Task directions: Among the entries that follow, tally the lines with the string "Linetype". Give no more than the number.

Records supplied:
========

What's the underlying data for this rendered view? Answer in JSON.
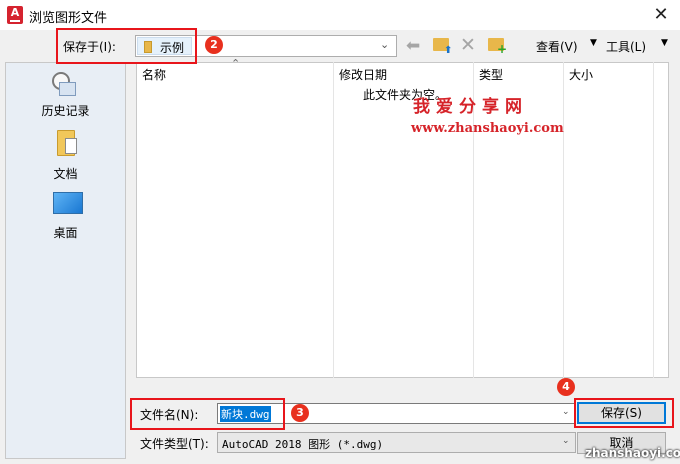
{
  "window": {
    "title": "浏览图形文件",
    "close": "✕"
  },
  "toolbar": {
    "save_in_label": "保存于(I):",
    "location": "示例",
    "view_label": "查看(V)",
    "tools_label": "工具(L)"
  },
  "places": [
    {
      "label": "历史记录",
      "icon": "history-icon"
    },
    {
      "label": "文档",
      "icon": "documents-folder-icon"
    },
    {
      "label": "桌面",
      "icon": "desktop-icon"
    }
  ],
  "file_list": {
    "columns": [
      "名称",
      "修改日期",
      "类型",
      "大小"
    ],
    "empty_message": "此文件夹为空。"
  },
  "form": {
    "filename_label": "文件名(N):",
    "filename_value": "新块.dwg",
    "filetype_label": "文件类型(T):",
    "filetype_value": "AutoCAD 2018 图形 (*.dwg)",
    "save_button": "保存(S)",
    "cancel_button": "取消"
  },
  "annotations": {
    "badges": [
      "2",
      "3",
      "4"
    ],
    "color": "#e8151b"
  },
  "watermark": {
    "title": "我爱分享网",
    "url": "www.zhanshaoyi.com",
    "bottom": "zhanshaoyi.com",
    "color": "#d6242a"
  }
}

========

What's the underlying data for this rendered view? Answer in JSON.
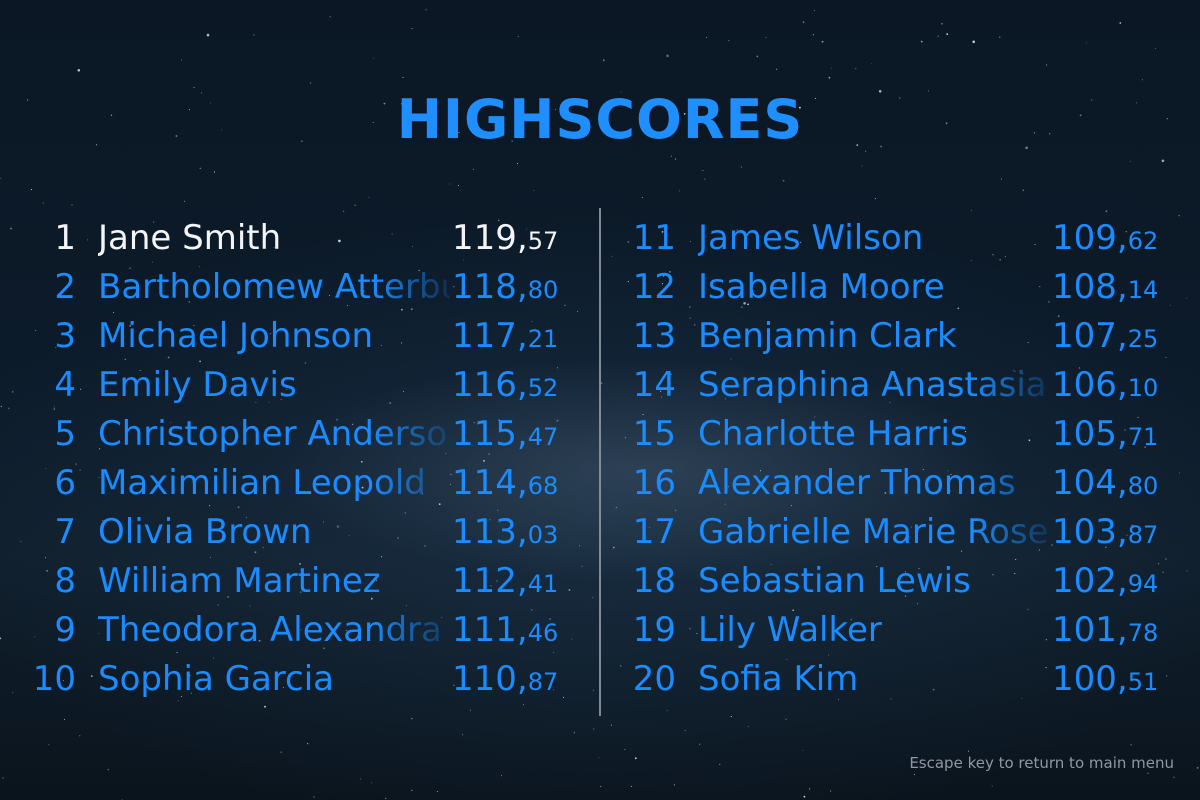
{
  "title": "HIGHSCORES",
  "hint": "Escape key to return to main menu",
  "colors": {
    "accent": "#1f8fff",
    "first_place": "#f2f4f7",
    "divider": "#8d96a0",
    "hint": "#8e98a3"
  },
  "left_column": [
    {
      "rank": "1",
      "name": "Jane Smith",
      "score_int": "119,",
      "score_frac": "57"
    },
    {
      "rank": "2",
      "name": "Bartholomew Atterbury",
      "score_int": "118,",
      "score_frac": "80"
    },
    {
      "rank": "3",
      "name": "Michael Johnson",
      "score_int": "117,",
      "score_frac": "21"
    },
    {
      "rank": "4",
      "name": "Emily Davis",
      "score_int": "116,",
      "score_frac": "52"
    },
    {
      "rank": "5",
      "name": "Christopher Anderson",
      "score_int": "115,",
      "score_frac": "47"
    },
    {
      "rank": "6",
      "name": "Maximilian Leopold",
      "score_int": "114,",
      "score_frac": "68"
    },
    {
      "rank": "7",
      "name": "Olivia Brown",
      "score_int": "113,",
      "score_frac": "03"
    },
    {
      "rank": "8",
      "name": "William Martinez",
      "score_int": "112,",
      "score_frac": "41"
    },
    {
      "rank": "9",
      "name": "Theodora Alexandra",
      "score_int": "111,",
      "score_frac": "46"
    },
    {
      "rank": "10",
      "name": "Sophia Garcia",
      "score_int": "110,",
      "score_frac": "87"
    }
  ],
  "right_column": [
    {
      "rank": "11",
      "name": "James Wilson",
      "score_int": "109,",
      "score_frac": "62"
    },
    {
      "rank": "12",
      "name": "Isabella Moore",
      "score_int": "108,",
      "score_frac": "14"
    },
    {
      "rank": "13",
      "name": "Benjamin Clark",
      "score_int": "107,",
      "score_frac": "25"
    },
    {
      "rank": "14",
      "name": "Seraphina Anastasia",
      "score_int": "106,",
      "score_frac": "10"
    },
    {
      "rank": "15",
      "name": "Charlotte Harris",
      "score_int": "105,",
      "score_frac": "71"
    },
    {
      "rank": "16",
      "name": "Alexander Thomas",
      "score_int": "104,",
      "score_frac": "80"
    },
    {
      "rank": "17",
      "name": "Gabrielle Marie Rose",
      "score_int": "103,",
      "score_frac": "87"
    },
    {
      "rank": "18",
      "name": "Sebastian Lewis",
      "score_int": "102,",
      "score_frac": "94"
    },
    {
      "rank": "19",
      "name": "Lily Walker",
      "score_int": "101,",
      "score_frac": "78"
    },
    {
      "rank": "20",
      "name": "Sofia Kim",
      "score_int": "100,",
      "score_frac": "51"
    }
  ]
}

========

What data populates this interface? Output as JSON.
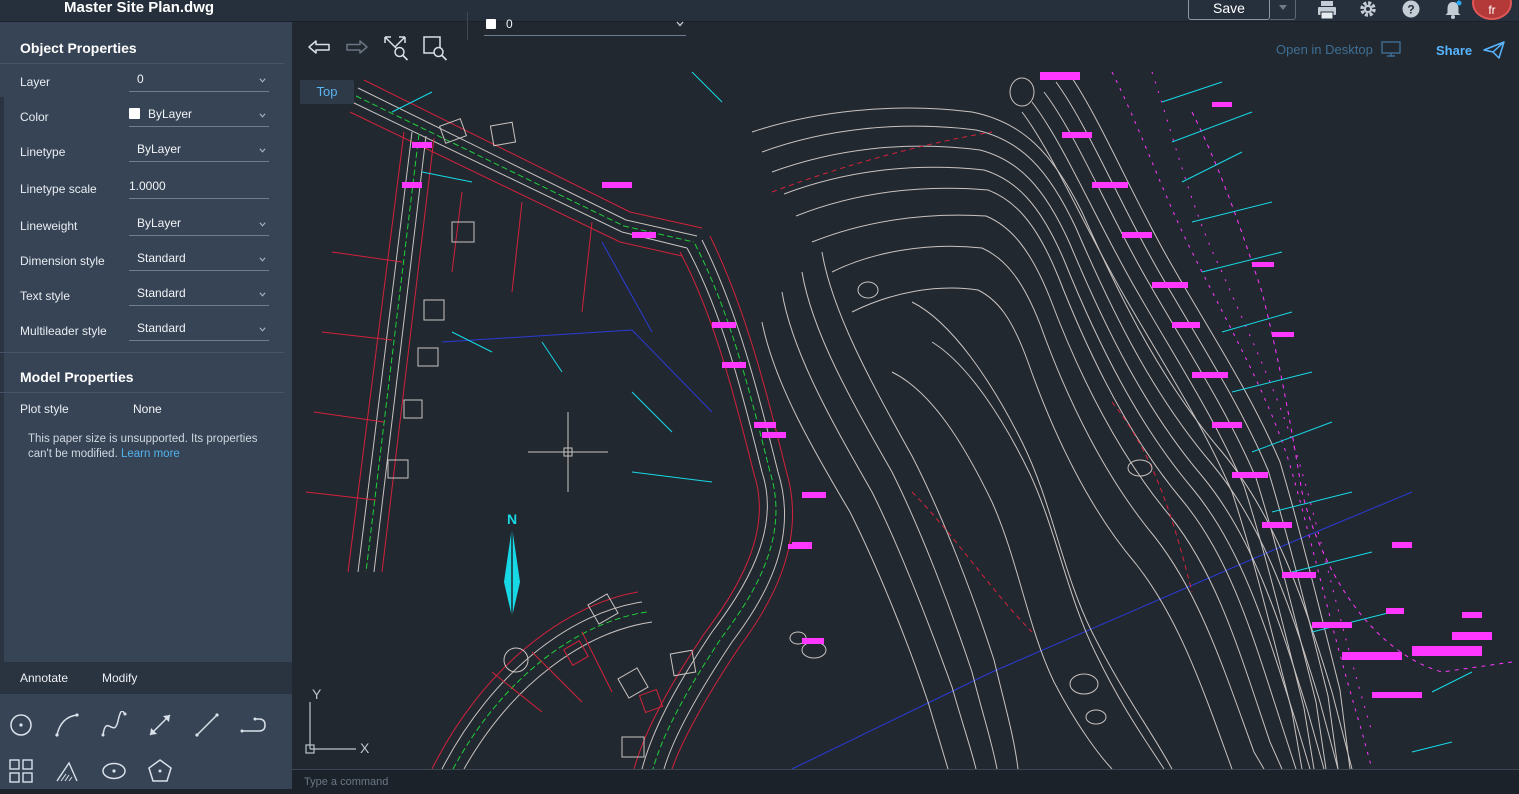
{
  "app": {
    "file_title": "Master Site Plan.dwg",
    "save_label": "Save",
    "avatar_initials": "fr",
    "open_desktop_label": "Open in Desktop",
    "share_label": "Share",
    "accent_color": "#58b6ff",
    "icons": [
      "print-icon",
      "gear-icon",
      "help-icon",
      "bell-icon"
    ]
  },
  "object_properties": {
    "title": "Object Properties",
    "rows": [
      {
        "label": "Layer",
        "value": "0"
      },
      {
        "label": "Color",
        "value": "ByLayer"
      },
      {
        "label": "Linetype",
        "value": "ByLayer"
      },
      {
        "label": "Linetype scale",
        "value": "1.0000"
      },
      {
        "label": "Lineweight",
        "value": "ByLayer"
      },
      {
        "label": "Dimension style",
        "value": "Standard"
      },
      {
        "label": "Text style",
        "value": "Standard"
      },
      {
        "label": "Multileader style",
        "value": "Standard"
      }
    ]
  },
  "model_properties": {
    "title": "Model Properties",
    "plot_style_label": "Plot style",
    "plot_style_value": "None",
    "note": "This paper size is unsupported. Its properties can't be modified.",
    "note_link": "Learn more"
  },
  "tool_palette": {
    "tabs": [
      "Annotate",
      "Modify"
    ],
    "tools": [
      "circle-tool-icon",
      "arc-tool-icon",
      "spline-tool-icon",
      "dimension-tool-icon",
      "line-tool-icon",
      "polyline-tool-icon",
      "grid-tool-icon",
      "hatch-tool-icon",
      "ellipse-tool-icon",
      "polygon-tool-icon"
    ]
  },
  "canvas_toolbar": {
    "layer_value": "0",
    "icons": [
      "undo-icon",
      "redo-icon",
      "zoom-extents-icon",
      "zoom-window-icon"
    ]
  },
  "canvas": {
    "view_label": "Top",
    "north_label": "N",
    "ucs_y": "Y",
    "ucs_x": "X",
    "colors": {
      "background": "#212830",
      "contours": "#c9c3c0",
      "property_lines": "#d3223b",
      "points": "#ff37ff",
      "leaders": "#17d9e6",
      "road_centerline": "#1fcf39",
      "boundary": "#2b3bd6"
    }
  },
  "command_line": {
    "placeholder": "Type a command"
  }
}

========

Worked answer: 2